» **WRITTEN TASK**: Check every line below for the string "type", and copy the lines that contain it.

--- START ---

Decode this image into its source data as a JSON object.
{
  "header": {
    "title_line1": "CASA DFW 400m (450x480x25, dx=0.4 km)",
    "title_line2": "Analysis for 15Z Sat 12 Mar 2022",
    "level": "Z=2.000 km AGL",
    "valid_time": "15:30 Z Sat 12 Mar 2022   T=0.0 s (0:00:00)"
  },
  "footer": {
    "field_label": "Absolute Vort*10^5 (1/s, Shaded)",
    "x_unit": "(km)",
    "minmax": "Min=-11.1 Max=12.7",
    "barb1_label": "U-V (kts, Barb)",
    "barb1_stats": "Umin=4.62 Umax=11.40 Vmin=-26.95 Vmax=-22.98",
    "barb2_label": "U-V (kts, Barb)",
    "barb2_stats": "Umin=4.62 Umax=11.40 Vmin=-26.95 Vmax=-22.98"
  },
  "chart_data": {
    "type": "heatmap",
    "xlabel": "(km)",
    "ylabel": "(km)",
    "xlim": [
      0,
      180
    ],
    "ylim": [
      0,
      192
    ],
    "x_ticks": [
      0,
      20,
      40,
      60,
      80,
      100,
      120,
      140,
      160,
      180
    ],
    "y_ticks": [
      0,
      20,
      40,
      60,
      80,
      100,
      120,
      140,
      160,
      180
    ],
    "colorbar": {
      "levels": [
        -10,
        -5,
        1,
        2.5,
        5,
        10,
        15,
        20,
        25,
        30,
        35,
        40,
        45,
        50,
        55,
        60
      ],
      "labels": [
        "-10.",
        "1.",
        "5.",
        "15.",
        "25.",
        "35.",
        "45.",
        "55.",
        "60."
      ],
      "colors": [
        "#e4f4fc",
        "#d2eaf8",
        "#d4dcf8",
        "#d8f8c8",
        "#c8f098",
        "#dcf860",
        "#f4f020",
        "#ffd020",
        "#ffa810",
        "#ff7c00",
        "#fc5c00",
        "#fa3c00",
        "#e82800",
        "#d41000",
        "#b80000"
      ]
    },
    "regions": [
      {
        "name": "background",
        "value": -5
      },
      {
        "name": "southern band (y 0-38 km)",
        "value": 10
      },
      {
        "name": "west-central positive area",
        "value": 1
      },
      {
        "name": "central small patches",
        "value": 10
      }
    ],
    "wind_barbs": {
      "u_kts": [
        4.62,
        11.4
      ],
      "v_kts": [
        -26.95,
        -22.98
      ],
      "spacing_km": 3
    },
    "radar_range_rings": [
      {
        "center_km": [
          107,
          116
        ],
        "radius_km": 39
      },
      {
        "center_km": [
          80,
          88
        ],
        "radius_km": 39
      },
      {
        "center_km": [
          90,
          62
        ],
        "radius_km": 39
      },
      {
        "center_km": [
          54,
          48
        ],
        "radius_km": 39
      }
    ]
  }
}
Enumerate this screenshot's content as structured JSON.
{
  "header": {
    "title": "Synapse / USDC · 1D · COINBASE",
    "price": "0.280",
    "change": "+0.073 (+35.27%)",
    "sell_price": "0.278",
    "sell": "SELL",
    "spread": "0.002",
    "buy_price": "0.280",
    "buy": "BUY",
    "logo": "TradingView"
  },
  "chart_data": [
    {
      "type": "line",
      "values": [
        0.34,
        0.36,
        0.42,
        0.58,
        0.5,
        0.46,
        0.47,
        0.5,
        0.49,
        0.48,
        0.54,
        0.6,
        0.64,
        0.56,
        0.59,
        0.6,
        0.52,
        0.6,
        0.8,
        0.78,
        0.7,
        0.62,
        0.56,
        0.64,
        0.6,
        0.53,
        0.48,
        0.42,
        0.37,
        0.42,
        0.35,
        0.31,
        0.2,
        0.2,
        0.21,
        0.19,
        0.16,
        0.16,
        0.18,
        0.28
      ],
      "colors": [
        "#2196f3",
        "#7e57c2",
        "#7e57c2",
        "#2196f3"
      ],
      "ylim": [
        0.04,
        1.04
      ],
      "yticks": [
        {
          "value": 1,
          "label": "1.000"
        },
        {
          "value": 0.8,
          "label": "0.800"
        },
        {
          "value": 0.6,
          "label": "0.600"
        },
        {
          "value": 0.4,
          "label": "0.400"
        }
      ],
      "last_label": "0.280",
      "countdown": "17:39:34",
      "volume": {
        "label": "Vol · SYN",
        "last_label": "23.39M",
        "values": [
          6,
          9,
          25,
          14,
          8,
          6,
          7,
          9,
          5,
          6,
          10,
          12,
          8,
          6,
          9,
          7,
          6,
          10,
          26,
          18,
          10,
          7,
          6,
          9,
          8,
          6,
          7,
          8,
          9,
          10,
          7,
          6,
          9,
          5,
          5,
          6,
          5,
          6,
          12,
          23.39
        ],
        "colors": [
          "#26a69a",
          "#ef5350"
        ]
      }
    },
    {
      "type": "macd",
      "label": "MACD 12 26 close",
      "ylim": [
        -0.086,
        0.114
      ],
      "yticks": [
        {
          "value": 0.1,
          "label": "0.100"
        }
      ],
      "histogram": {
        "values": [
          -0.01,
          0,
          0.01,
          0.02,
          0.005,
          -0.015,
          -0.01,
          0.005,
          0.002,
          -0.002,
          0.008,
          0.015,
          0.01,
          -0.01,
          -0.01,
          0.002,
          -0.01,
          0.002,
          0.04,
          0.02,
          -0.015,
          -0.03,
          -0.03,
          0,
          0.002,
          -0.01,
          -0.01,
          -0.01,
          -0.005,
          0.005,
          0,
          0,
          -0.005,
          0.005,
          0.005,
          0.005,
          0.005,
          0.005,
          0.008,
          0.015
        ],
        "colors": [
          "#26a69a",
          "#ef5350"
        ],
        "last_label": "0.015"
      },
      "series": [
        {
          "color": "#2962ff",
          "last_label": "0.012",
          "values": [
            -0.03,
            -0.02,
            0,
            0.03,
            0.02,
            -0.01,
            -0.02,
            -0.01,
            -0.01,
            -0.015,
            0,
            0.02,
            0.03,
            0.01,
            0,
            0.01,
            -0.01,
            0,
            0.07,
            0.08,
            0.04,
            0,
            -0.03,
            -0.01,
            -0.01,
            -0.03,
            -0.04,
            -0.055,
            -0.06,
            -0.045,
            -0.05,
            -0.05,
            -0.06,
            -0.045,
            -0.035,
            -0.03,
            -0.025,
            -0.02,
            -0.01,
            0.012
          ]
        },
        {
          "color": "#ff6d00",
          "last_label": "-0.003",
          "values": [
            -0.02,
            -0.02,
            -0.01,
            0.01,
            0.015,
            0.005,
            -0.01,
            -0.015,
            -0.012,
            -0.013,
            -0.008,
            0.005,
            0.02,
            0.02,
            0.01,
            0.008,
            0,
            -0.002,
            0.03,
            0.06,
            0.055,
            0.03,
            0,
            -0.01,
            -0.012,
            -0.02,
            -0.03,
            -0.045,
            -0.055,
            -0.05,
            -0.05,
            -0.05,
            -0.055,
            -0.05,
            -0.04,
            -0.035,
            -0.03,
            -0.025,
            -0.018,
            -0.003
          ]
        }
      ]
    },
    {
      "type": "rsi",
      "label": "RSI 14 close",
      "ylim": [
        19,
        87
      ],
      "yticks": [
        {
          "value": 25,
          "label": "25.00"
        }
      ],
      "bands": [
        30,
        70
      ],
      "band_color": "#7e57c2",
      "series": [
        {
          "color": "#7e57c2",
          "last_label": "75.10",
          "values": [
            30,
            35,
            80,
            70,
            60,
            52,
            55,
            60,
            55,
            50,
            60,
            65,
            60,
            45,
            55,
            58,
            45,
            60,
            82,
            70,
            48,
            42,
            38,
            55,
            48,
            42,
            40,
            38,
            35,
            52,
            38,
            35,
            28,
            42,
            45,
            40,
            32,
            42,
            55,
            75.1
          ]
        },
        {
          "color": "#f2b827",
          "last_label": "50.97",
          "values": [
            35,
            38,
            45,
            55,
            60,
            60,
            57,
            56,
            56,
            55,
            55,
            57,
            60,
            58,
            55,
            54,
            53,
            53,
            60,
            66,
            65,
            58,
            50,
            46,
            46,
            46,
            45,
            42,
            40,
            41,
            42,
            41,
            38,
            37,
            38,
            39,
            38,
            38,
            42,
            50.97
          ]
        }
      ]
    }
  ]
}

--- END ---

» **REPLY TO THE TASK**:
    "type": "heatmap",
      "type": "line",
      "type": "macd",
      "type": "rsi",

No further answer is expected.